━━━ STORED RECORDS
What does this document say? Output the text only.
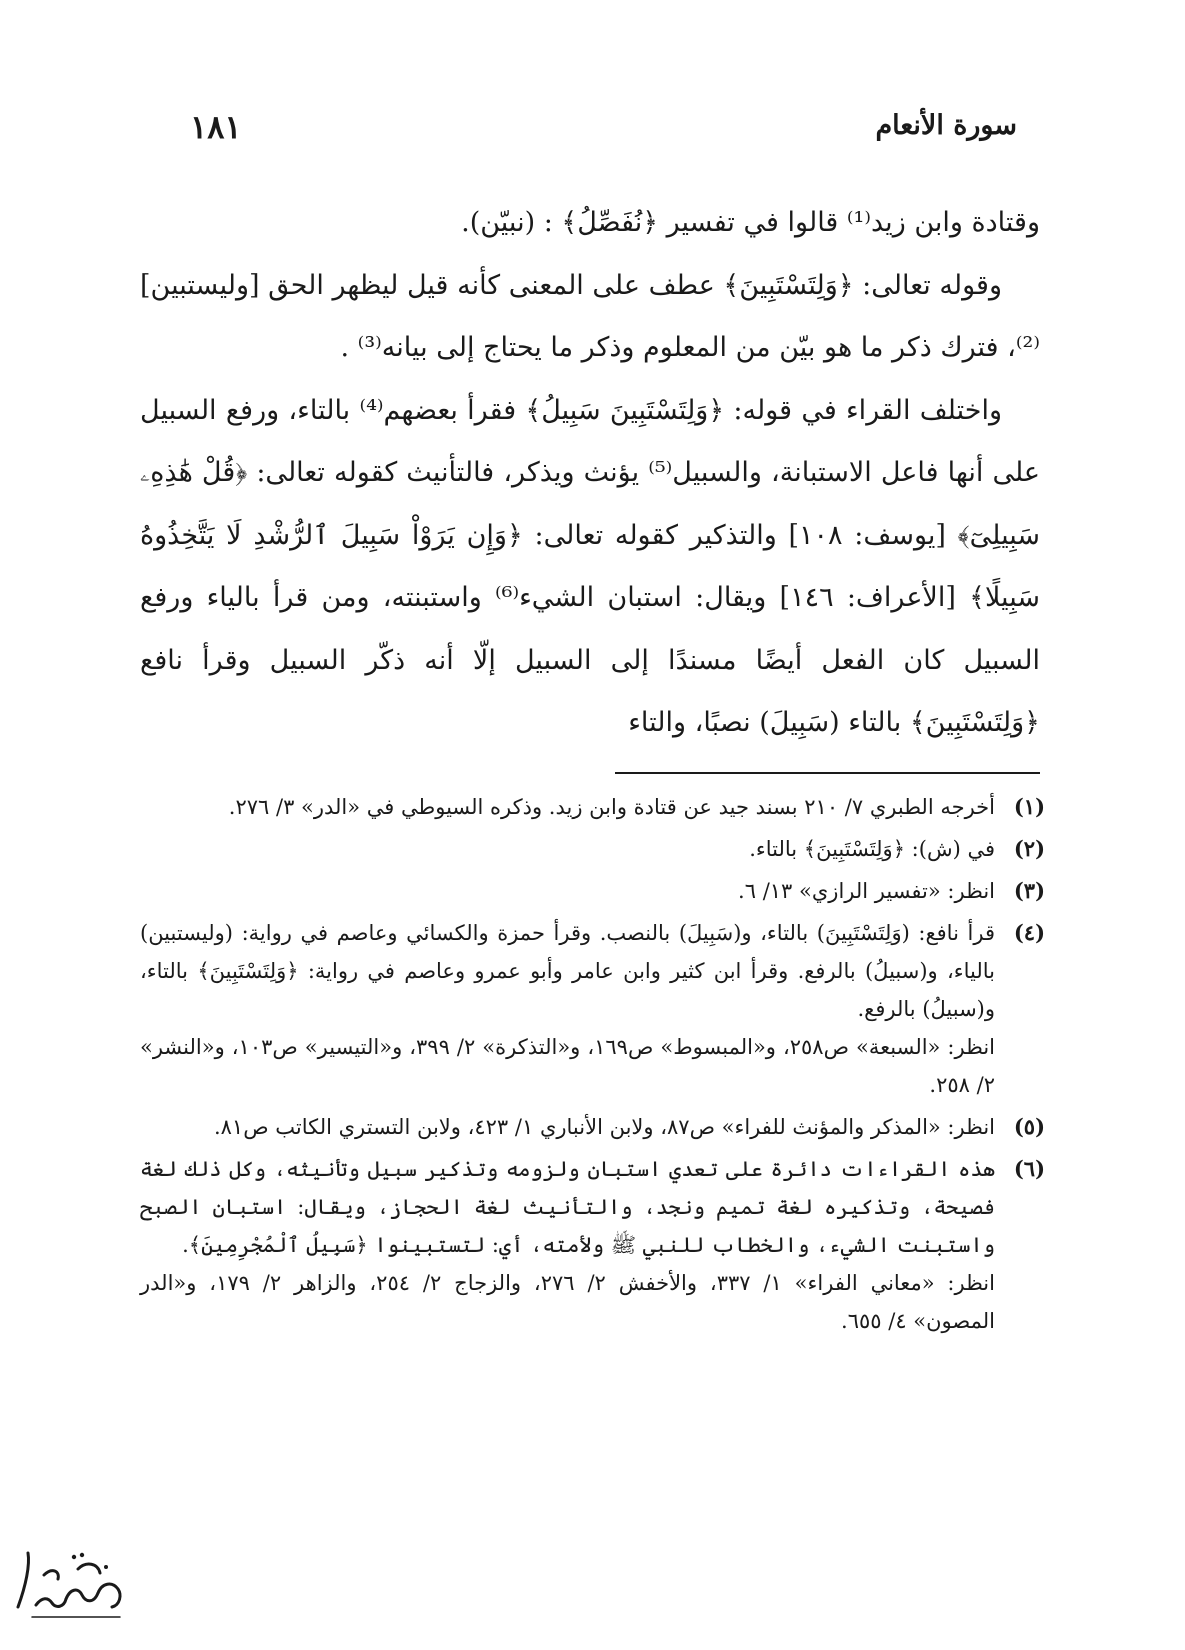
١٨١	سورة الأنعام

وقتادة وابن زيد⁽¹⁾ قالوا في تفسير ﴿نُفَصِّلُ﴾ : (نبيّن).

وقوله تعالى: ﴿وَلِتَسْتَبِينَ﴾ عطف على المعنى كأنه قيل ليظهر الحق [وليستبين]⁽²⁾، فترك ذكر ما هو بيّن من المعلوم وذكر ما يحتاج إلى بيانه⁽³⁾ .

واختلف القراء في قوله: ﴿وَلِتَسْتَبِينَ سَبِيلُ﴾ فقرأ بعضهم⁽⁴⁾ بالتاء، ورفع السبيل على أنها فاعل الاستبانة، والسبيل⁽⁵⁾ يؤنث ويذكر، فالتأنيث كقوله تعالى: ﴿قُلْ هَٰذِهِۦ سَبِيلِىٓ﴾ [يوسف: ١٠٨] والتذكير كقوله تعالى: ﴿وَإِن يَرَوْاْ سَبِيلَ ٱلرُّشْدِ لَا يَتَّخِذُوهُ سَبِيلًا﴾ [الأعراف: ١٤٦] ويقال: استبان الشيء⁽⁶⁾ واستبنته، ومن قرأ بالياء ورفع السبيل كان الفعل أيضًا مسندًا إلى السبيل إلّا أنه ذكّر السبيل وقرأ نافع ﴿وَلِتَسْتَبِينَ﴾ بالتاء (سَبِيلَ) نصبًا، والتاء

(١)
أخرجه الطبري ٧/ ٢١٠ بسند جيد عن قتادة وابن زيد. وذكره السيوطي في «الدر» ٣/ ٢٧٦.
(٢)
في (ش): ﴿وَلِتَسْتَبِينَ﴾ بالتاء.
(٣)
انظر: «تفسير الرازي» ١٣/ ٦.
(٤)
قرأ نافع: (وَلِتَسْتَبِينَ) بالتاء، و(سَبِيلَ) بالنصب. وقرأ حمزة والكسائي وعاصم في رواية: (وليستبين) بالياء، و(سبيلُ) بالرفع. وقرأ ابن كثير وابن عامر وأبو عمرو وعاصم في رواية: ﴿وَلِتَسْتَبِينَ﴾ بالتاء، و(سبيلُ) بالرفع.
انظر: «السبعة» ص٢٥٨، و«المبسوط» ص١٦٩، و«التذكرة» ٢/ ٣٩٩، و«التيسير» ص١٠٣، و«النشر» ٢/ ٢٥٨.
(٥)
انظر: «المذكر والمؤنث للفراء» ص٨٧، ولابن الأنباري ١/ ٤٢٣، ولابن التستري الكاتب ص٨١.
(٦)
هذه القراءات دائرة على تعدي استبان ولزومه وتذكير سبيل وتأنيثه، وكل ذلك لغة فصيحة، وتذكيره لغة تميم ونجد، والتأنيث لغة الحجاز، ويقال: استبان الصبح واستبنت الشيء، والخطاب للنبي ﷺ ولأمته، أي: لتستبينوا ﴿سَبِيلُ ٱلْمُجْرِمِينَ﴾.
انظر: «معاني الفراء» ١/ ٣٣٧، والأخفش ٢/ ٢٧٦، والزجاج ٢/ ٢٥٤، والزاهر ٢/ ١٧٩، و«الدر المصون» ٤/ ٦٥٥.
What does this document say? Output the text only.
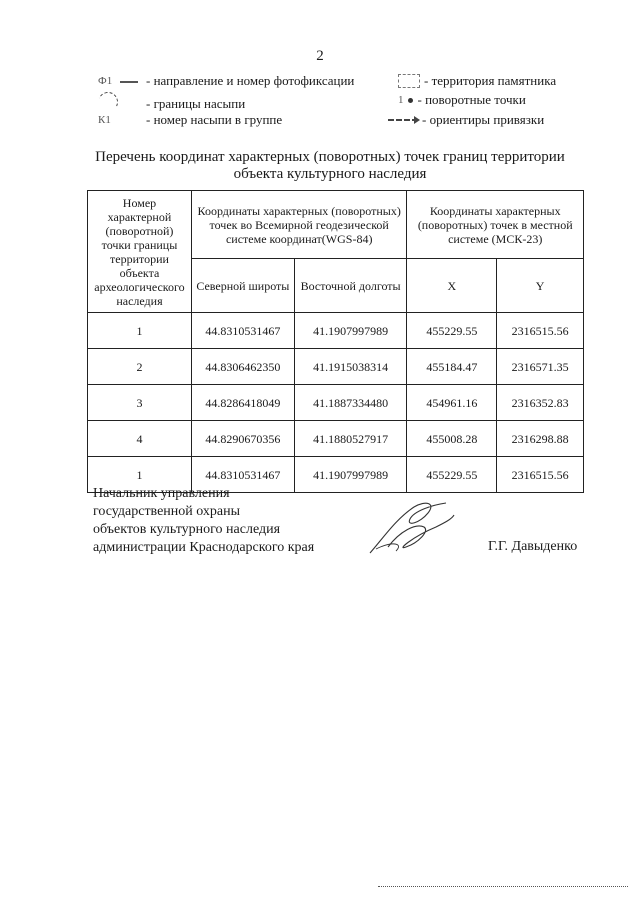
2
Ф1	- направление и номер фотофиксации
- границы насыпи
К1	- номер насыпи в группе
- территория памятника
1 - поворотные точки
- ориентиры привязки
Перечень координат характерных (поворотных) точек границ территории
объекта культурного наследия
Номер характерной (поворотной) точки границы территории объекта археологического наследия	Координаты характерных (поворотных) точек во Всемирной геодезической системе координат(WGS-84)		Координаты характерных (поворотных) точек в местной системе (МСК-23)	
	Северной широты	Восточной долготы	X	Y
1	44.8310531467	41.1907997989	455229.55	2316515.56
2	44.8306462350	41.1915038314	455184.47	2316571.35
3	44.8286418049	41.1887334480	454961.16	2316352.83
4	44.8290670356	41.1880527917	455008.28	2316298.88
1	44.8310531467	41.1907997989	455229.55	2316515.56
Начальник управления
государственной охраны
объектов культурного наследия
администрации Краснодарского края	Г.Г. Давыденко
━━━━━━
Pull out every line containing "насыпи".

- границы насыпи
К1	- номер насыпи в группе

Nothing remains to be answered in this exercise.